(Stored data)
┄┄┄┄┄┄┄┄┄┄┄┄┄┄┄┄┄┄┄┄

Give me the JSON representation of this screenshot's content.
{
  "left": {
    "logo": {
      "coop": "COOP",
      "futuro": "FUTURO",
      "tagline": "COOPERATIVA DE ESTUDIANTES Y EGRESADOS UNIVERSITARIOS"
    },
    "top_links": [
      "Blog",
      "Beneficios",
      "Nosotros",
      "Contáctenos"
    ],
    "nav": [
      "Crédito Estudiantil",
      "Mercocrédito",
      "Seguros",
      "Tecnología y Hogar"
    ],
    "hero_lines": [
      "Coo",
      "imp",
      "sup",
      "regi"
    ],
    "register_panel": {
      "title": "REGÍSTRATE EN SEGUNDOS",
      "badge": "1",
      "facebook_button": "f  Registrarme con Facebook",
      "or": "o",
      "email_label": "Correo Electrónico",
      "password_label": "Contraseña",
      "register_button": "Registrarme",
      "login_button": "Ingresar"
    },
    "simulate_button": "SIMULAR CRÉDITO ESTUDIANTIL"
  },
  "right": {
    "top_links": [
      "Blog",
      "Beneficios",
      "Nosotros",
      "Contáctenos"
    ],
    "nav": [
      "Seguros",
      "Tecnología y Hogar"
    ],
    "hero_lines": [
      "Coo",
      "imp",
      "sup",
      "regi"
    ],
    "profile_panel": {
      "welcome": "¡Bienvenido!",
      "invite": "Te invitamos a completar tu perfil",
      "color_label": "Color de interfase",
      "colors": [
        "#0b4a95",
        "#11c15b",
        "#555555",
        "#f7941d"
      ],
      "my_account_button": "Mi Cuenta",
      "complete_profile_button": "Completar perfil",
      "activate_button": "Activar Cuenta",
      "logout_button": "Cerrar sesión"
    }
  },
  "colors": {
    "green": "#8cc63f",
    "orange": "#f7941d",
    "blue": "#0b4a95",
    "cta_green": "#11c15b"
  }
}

┄┄┄┄┄┄┄┄┄┄┄┄┄┄┄┄┄┄┄┄

### [Exercise]
Output the entries verbatim.

### [Response]
Give me the JSON representation of this screenshot's content.
{
  "left": {
    "logo": {
      "coop": "COOP",
      "futuro": "FUTURO",
      "tagline": "COOPERATIVA DE ESTUDIANTES Y EGRESADOS UNIVERSITARIOS"
    },
    "top_links": [
      "Blog",
      "Beneficios",
      "Nosotros",
      "Contáctenos"
    ],
    "nav": [
      "Crédito Estudiantil",
      "Mercocrédito",
      "Seguros",
      "Tecnología y Hogar"
    ],
    "hero_lines": [
      "Coo",
      "imp",
      "sup",
      "regi"
    ],
    "register_panel": {
      "title": "REGÍSTRATE EN SEGUNDOS",
      "badge": "1",
      "facebook_button": "f  Registrarme con Facebook",
      "or": "o",
      "email_label": "Correo Electrónico",
      "password_label": "Contraseña",
      "register_button": "Registrarme",
      "login_button": "Ingresar"
    },
    "simulate_button": "SIMULAR CRÉDITO ESTUDIANTIL"
  },
  "right": {
    "top_links": [
      "Blog",
      "Beneficios",
      "Nosotros",
      "Contáctenos"
    ],
    "nav": [
      "Seguros",
      "Tecnología y Hogar"
    ],
    "hero_lines": [
      "Coo",
      "imp",
      "sup",
      "regi"
    ],
    "profile_panel": {
      "welcome": "¡Bienvenido!",
      "invite": "Te invitamos a completar tu perfil",
      "color_label": "Color de interfase",
      "colors": [
        "#0b4a95",
        "#11c15b",
        "#555555",
        "#f7941d"
      ],
      "my_account_button": "Mi Cuenta",
      "complete_profile_button": "Completar perfil",
      "activate_button": "Activar Cuenta",
      "logout_button": "Cerrar sesión"
    }
  },
  "colors": {
    "green": "#8cc63f",
    "orange": "#f7941d",
    "blue": "#0b4a95",
    "cta_green": "#11c15b"
  }
}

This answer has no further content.